↓↓↓

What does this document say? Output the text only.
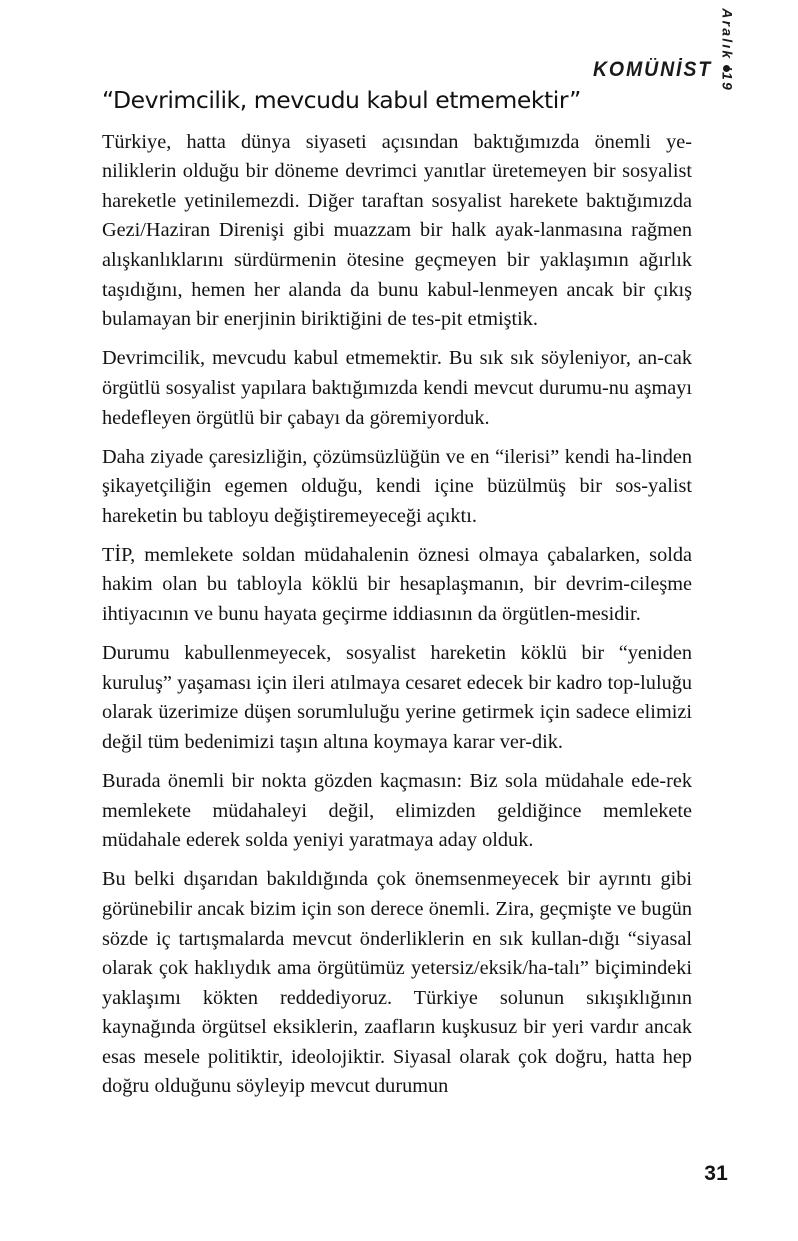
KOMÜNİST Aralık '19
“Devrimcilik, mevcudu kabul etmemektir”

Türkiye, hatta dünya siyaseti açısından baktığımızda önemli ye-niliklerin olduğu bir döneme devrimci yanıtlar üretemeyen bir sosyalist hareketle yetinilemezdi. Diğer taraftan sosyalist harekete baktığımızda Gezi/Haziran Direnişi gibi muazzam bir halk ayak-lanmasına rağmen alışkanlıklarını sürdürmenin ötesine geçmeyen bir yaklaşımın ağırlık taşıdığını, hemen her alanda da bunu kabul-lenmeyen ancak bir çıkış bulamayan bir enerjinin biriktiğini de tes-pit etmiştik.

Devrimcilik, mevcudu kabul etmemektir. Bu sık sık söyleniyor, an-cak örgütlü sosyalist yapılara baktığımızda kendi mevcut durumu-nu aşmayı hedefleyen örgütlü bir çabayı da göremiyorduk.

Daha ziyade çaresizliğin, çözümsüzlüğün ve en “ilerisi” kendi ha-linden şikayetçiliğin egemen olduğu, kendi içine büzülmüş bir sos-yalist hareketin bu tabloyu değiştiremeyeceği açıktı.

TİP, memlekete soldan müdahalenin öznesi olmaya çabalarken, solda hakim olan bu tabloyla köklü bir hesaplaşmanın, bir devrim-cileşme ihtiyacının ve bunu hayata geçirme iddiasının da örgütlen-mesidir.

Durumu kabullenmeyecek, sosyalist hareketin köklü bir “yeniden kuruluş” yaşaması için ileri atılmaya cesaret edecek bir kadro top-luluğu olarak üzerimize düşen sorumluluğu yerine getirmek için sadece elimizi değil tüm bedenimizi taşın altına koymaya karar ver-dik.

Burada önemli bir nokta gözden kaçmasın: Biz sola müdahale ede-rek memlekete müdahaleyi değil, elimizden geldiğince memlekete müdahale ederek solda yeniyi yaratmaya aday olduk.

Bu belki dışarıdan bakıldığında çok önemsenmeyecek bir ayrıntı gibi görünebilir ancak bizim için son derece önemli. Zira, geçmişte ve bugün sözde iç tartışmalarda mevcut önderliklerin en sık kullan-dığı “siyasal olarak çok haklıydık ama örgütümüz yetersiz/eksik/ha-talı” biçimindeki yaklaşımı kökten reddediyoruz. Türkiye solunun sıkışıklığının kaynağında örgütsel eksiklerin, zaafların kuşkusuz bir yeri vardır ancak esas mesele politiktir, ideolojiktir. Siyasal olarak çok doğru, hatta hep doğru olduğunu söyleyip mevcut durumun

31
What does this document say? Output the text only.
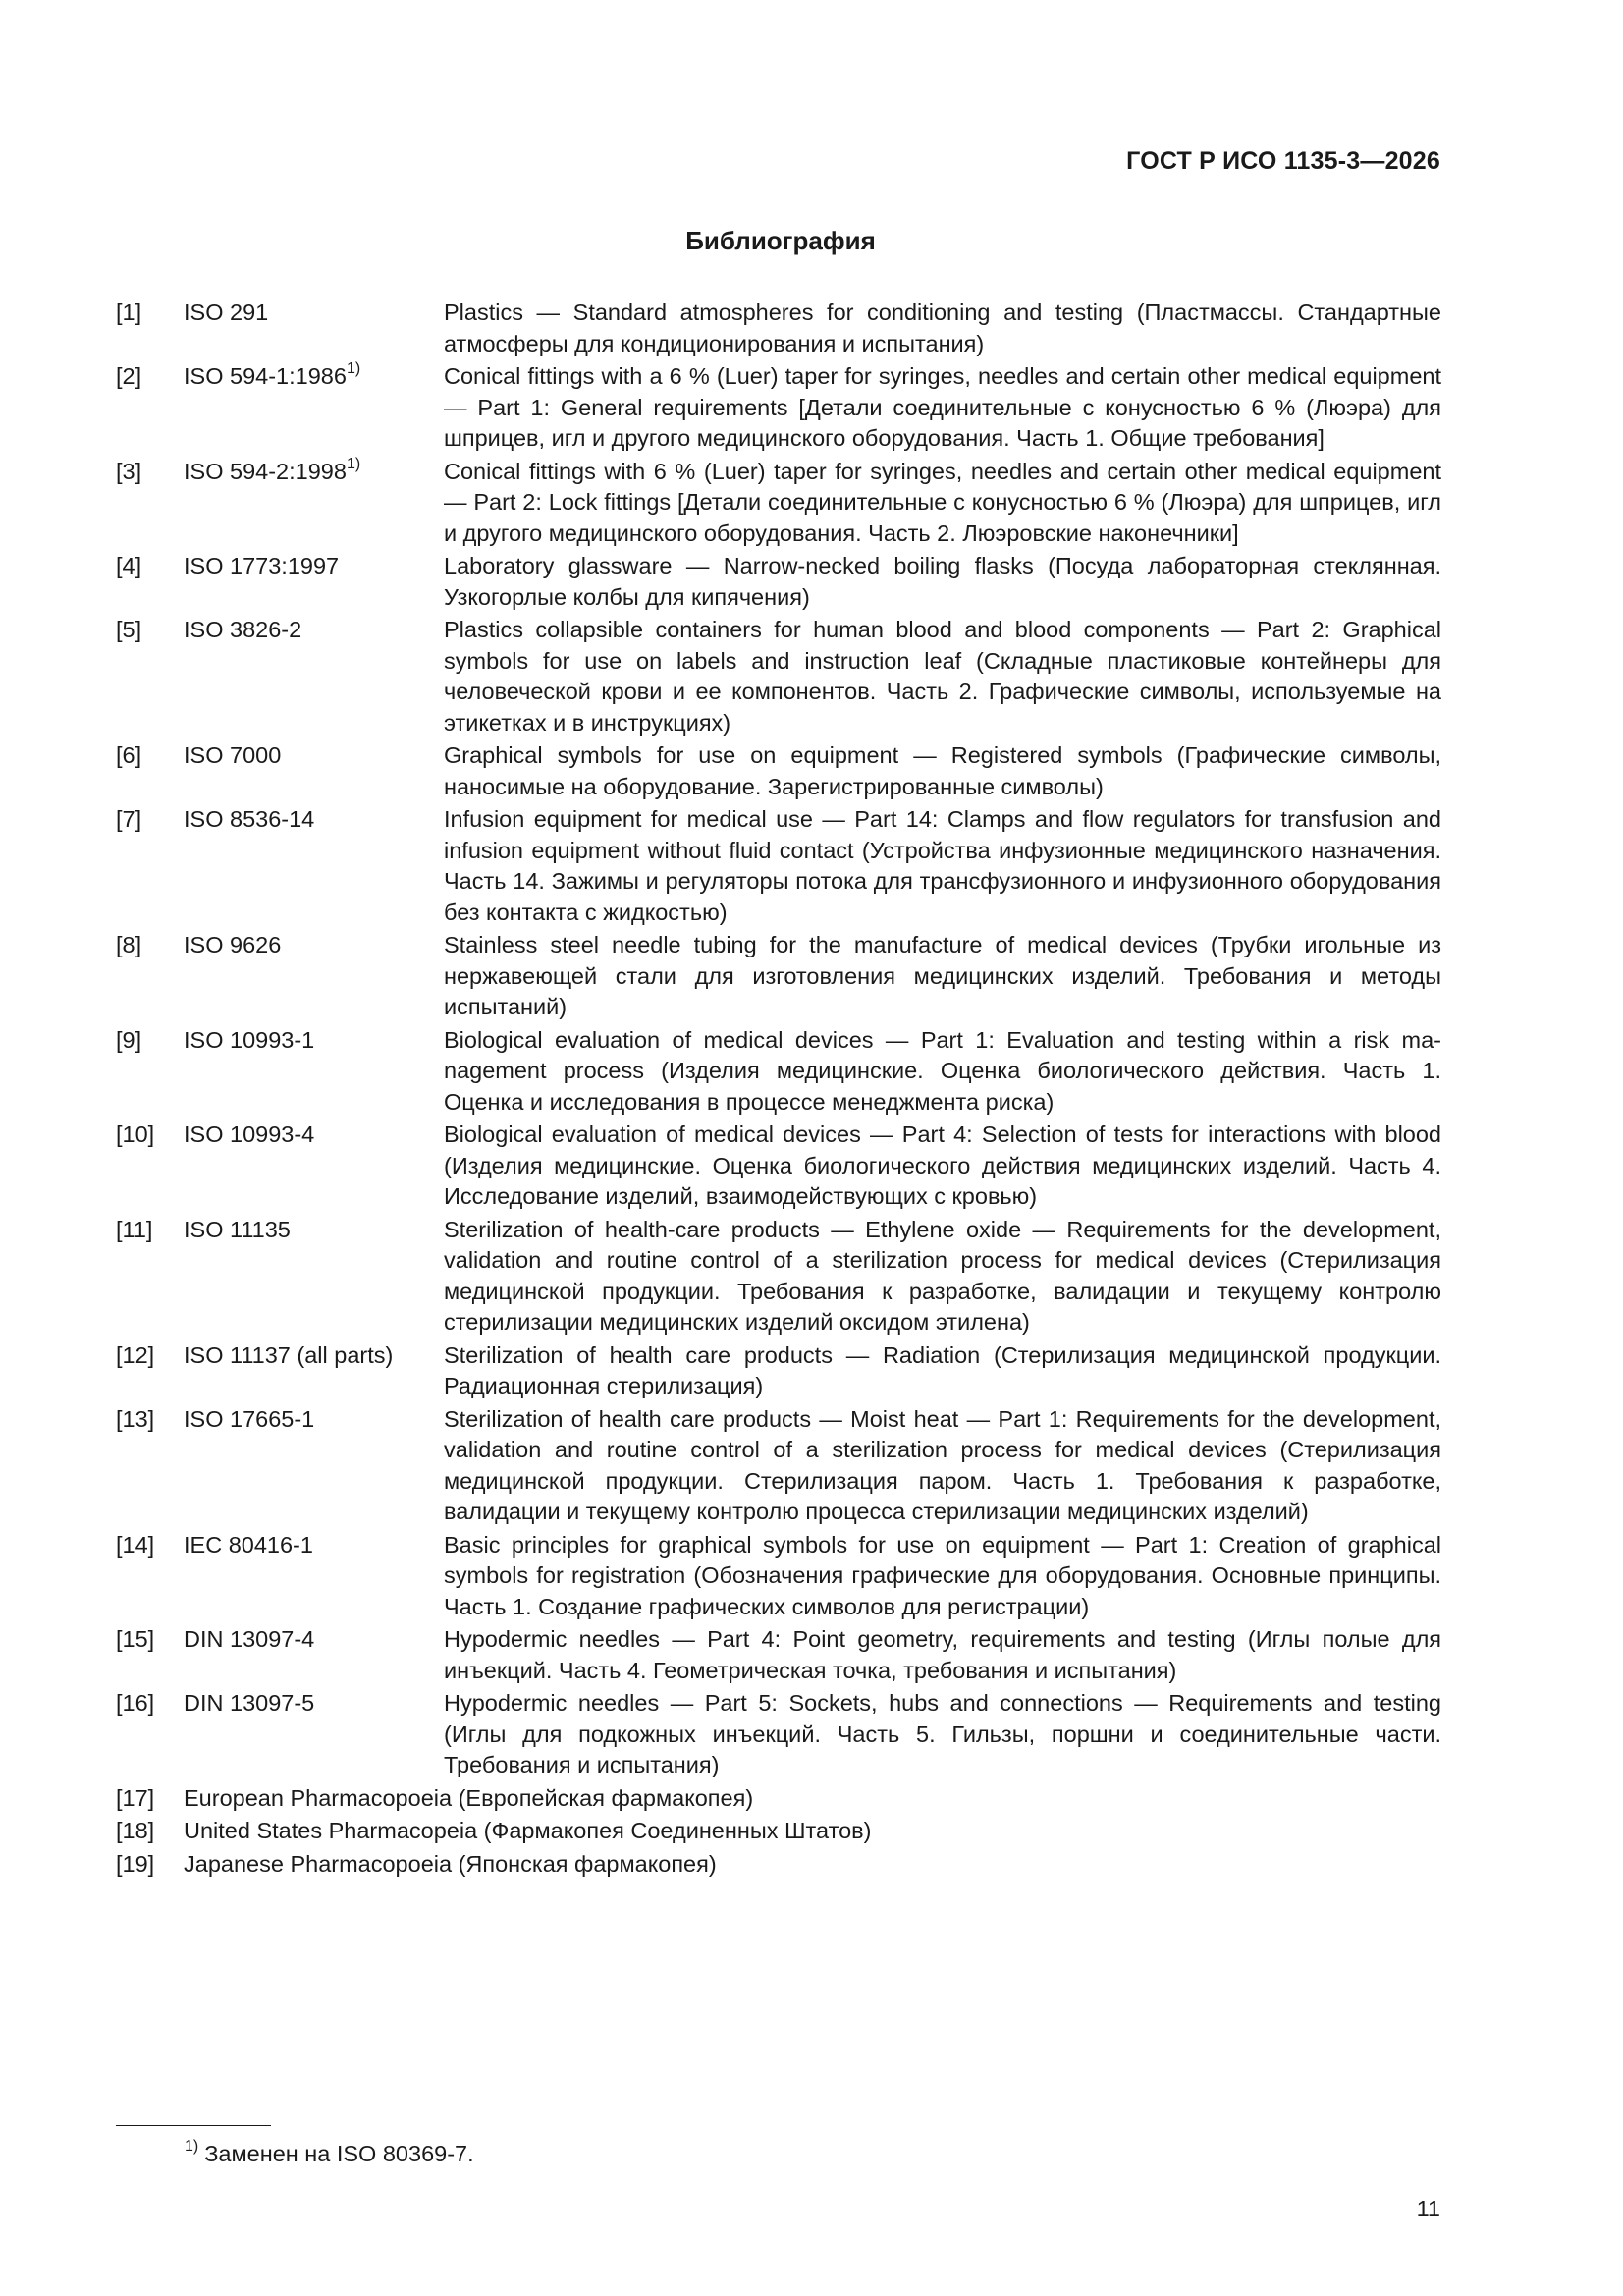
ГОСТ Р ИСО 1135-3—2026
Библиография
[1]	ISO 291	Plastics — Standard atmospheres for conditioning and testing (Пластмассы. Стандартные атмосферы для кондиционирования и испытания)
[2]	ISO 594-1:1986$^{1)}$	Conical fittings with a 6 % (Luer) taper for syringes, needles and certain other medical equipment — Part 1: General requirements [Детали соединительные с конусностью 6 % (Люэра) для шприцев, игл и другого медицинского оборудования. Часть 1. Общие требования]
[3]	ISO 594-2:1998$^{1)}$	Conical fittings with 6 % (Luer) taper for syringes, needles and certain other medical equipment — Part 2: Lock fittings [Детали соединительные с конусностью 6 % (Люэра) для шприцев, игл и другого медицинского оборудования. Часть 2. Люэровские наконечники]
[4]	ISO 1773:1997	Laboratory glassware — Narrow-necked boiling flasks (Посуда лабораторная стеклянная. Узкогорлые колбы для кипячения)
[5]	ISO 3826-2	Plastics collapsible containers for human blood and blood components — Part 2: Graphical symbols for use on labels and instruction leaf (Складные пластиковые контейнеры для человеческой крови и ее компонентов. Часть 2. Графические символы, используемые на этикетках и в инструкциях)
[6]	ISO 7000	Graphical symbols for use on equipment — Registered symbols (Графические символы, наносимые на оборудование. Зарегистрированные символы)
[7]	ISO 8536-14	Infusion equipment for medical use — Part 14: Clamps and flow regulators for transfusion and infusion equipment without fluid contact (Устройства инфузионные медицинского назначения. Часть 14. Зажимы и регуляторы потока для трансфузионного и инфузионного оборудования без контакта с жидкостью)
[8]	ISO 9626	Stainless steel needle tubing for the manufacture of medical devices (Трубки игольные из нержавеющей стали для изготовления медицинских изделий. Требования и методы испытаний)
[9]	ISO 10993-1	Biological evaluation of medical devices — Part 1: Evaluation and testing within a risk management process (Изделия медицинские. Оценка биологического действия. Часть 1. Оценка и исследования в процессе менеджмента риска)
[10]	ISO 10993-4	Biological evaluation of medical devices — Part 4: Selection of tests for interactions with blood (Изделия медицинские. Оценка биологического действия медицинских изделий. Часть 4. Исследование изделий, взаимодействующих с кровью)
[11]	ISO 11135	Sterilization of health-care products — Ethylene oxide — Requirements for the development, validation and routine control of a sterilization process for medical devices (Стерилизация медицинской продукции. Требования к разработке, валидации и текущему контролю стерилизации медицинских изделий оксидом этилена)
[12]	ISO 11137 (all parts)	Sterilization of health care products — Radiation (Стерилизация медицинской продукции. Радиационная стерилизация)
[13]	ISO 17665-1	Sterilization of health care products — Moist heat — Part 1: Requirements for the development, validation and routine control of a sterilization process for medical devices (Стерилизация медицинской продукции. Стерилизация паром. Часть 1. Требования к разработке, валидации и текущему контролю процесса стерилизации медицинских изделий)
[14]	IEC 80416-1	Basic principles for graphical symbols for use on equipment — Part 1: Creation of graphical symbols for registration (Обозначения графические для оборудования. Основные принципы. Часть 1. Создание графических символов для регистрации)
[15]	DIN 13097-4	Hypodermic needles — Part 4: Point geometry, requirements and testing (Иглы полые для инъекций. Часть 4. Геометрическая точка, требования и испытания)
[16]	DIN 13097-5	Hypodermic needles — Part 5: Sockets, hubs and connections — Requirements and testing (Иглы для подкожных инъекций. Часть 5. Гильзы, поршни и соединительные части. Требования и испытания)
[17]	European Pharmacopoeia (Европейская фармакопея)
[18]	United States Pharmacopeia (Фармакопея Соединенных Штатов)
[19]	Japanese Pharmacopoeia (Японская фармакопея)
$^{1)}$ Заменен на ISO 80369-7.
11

↑↑↑

## [WHAT YOU SHOULD DO]
Consider the entries above and return each line with the string "certain".

## [TASK RESPONSE]
[2]	ISO 594-1:1986$^{1)}$	Conical fittings with a 6 % (Luer) taper for syringes, needles and certain other medical equipment — Part 1: General requirements [Детали соединительные с конусностью 6 % (Люэра) для шприцев, игл и другого медицинского оборудования. Часть 1. Общие требования]
[3]	ISO 594-2:1998$^{1)}$	Conical fittings with 6 % (Luer) taper for syringes, needles and certain other medical equipment — Part 2: Lock fittings [Детали соединительные с конусностью 6 % (Люэра) для шприцев, игл и другого медицинского оборудования. Часть 2. Люэровские наконечники]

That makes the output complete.